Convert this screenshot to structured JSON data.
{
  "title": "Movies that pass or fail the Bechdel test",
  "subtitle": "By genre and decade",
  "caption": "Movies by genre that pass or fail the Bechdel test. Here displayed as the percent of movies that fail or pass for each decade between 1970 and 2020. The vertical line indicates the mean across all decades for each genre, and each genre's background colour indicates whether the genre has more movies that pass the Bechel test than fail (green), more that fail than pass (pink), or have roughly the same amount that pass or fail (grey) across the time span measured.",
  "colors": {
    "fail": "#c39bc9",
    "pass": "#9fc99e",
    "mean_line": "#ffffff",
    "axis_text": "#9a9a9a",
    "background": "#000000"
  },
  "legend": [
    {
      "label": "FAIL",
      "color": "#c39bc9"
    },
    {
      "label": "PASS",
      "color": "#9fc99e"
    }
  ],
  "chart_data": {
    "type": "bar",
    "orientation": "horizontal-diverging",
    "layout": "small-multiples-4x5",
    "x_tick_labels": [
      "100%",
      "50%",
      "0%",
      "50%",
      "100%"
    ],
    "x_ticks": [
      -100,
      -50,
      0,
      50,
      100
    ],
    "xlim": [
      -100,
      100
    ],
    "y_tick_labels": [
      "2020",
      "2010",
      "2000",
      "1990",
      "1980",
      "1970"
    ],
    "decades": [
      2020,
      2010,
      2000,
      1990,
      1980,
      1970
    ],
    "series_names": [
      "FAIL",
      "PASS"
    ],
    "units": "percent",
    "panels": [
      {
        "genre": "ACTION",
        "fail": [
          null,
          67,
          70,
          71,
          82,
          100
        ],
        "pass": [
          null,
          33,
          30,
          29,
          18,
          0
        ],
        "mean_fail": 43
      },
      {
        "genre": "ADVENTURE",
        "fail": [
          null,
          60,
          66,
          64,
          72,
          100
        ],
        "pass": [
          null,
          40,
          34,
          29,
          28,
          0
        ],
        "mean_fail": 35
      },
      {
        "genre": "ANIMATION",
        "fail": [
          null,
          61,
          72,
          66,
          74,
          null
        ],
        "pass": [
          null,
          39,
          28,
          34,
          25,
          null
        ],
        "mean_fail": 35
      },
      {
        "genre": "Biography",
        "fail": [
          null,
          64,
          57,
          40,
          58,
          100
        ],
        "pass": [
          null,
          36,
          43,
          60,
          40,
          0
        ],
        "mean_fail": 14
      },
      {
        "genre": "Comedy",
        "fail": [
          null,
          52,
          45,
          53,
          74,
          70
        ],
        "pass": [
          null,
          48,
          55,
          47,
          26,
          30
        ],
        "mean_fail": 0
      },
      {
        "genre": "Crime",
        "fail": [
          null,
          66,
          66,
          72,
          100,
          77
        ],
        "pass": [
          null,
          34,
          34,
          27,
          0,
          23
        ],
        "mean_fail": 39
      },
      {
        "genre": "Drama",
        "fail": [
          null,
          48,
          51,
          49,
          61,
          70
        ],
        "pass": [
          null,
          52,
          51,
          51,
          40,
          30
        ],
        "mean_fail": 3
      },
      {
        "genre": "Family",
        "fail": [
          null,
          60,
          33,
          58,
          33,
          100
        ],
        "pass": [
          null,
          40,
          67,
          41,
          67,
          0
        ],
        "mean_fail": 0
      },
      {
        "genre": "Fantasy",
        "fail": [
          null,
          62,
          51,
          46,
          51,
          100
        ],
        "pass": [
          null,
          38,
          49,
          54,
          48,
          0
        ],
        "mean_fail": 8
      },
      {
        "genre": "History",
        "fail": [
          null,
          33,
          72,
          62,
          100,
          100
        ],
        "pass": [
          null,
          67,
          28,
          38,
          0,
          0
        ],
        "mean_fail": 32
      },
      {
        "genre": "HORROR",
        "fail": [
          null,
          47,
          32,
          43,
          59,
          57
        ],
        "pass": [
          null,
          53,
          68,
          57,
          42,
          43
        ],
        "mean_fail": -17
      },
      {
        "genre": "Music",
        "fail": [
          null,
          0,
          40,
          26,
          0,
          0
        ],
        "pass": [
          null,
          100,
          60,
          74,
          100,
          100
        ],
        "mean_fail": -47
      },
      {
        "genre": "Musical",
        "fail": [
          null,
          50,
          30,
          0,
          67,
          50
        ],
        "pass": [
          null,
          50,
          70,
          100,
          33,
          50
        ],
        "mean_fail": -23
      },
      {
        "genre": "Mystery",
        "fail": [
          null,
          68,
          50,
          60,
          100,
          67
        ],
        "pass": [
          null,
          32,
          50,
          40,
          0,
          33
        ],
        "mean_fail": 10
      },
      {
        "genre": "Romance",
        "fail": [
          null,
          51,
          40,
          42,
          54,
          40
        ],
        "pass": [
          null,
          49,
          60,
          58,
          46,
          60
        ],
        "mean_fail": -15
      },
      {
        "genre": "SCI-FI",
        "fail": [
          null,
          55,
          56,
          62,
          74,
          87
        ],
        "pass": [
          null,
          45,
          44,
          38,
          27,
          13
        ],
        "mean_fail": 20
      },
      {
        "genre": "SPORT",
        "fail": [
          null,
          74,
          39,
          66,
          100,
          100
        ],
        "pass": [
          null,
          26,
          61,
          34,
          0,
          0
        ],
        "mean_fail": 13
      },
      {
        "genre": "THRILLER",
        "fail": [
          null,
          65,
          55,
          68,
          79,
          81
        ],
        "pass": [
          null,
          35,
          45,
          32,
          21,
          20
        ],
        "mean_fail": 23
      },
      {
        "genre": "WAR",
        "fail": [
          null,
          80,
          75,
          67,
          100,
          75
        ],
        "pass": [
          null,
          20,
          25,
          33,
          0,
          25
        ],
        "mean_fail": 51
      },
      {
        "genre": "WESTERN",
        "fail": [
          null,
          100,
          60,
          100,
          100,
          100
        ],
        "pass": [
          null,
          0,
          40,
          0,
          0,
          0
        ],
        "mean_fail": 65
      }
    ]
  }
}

+ + + + + + +

To be done: Copy all the records above exactly, missing none.

Problem solution:
Convert this screenshot to structured JSON data.
{
  "title": "Movies that pass or fail the Bechdel test",
  "subtitle": "By genre and decade",
  "caption": "Movies by genre that pass or fail the Bechdel test. Here displayed as the percent of movies that fail or pass for each decade between 1970 and 2020. The vertical line indicates the mean across all decades for each genre, and each genre's background colour indicates whether the genre has more movies that pass the Bechel test than fail (green), more that fail than pass (pink), or have roughly the same amount that pass or fail (grey) across the time span measured.",
  "colors": {
    "fail": "#c39bc9",
    "pass": "#9fc99e",
    "mean_line": "#ffffff",
    "axis_text": "#9a9a9a",
    "background": "#000000"
  },
  "legend": [
    {
      "label": "FAIL",
      "color": "#c39bc9"
    },
    {
      "label": "PASS",
      "color": "#9fc99e"
    }
  ],
  "chart_data": {
    "type": "bar",
    "orientation": "horizontal-diverging",
    "layout": "small-multiples-4x5",
    "x_tick_labels": [
      "100%",
      "50%",
      "0%",
      "50%",
      "100%"
    ],
    "x_ticks": [
      -100,
      -50,
      0,
      50,
      100
    ],
    "xlim": [
      -100,
      100
    ],
    "y_tick_labels": [
      "2020",
      "2010",
      "2000",
      "1990",
      "1980",
      "1970"
    ],
    "decades": [
      2020,
      2010,
      2000,
      1990,
      1980,
      1970
    ],
    "series_names": [
      "FAIL",
      "PASS"
    ],
    "units": "percent",
    "panels": [
      {
        "genre": "ACTION",
        "fail": [
          null,
          67,
          70,
          71,
          82,
          100
        ],
        "pass": [
          null,
          33,
          30,
          29,
          18,
          0
        ],
        "mean_fail": 43
      },
      {
        "genre": "ADVENTURE",
        "fail": [
          null,
          60,
          66,
          64,
          72,
          100
        ],
        "pass": [
          null,
          40,
          34,
          29,
          28,
          0
        ],
        "mean_fail": 35
      },
      {
        "genre": "ANIMATION",
        "fail": [
          null,
          61,
          72,
          66,
          74,
          null
        ],
        "pass": [
          null,
          39,
          28,
          34,
          25,
          null
        ],
        "mean_fail": 35
      },
      {
        "genre": "Biography",
        "fail": [
          null,
          64,
          57,
          40,
          58,
          100
        ],
        "pass": [
          null,
          36,
          43,
          60,
          40,
          0
        ],
        "mean_fail": 14
      },
      {
        "genre": "Comedy",
        "fail": [
          null,
          52,
          45,
          53,
          74,
          70
        ],
        "pass": [
          null,
          48,
          55,
          47,
          26,
          30
        ],
        "mean_fail": 0
      },
      {
        "genre": "Crime",
        "fail": [
          null,
          66,
          66,
          72,
          100,
          77
        ],
        "pass": [
          null,
          34,
          34,
          27,
          0,
          23
        ],
        "mean_fail": 39
      },
      {
        "genre": "Drama",
        "fail": [
          null,
          48,
          51,
          49,
          61,
          70
        ],
        "pass": [
          null,
          52,
          51,
          51,
          40,
          30
        ],
        "mean_fail": 3
      },
      {
        "genre": "Family",
        "fail": [
          null,
          60,
          33,
          58,
          33,
          100
        ],
        "pass": [
          null,
          40,
          67,
          41,
          67,
          0
        ],
        "mean_fail": 0
      },
      {
        "genre": "Fantasy",
        "fail": [
          null,
          62,
          51,
          46,
          51,
          100
        ],
        "pass": [
          null,
          38,
          49,
          54,
          48,
          0
        ],
        "mean_fail": 8
      },
      {
        "genre": "History",
        "fail": [
          null,
          33,
          72,
          62,
          100,
          100
        ],
        "pass": [
          null,
          67,
          28,
          38,
          0,
          0
        ],
        "mean_fail": 32
      },
      {
        "genre": "HORROR",
        "fail": [
          null,
          47,
          32,
          43,
          59,
          57
        ],
        "pass": [
          null,
          53,
          68,
          57,
          42,
          43
        ],
        "mean_fail": -17
      },
      {
        "genre": "Music",
        "fail": [
          null,
          0,
          40,
          26,
          0,
          0
        ],
        "pass": [
          null,
          100,
          60,
          74,
          100,
          100
        ],
        "mean_fail": -47
      },
      {
        "genre": "Musical",
        "fail": [
          null,
          50,
          30,
          0,
          67,
          50
        ],
        "pass": [
          null,
          50,
          70,
          100,
          33,
          50
        ],
        "mean_fail": -23
      },
      {
        "genre": "Mystery",
        "fail": [
          null,
          68,
          50,
          60,
          100,
          67
        ],
        "pass": [
          null,
          32,
          50,
          40,
          0,
          33
        ],
        "mean_fail": 10
      },
      {
        "genre": "Romance",
        "fail": [
          null,
          51,
          40,
          42,
          54,
          40
        ],
        "pass": [
          null,
          49,
          60,
          58,
          46,
          60
        ],
        "mean_fail": -15
      },
      {
        "genre": "SCI-FI",
        "fail": [
          null,
          55,
          56,
          62,
          74,
          87
        ],
        "pass": [
          null,
          45,
          44,
          38,
          27,
          13
        ],
        "mean_fail": 20
      },
      {
        "genre": "SPORT",
        "fail": [
          null,
          74,
          39,
          66,
          100,
          100
        ],
        "pass": [
          null,
          26,
          61,
          34,
          0,
          0
        ],
        "mean_fail": 13
      },
      {
        "genre": "THRILLER",
        "fail": [
          null,
          65,
          55,
          68,
          79,
          81
        ],
        "pass": [
          null,
          35,
          45,
          32,
          21,
          20
        ],
        "mean_fail": 23
      },
      {
        "genre": "WAR",
        "fail": [
          null,
          80,
          75,
          67,
          100,
          75
        ],
        "pass": [
          null,
          20,
          25,
          33,
          0,
          25
        ],
        "mean_fail": 51
      },
      {
        "genre": "WESTERN",
        "fail": [
          null,
          100,
          60,
          100,
          100,
          100
        ],
        "pass": [
          null,
          0,
          40,
          0,
          0,
          0
        ],
        "mean_fail": 65
      }
    ]
  }
}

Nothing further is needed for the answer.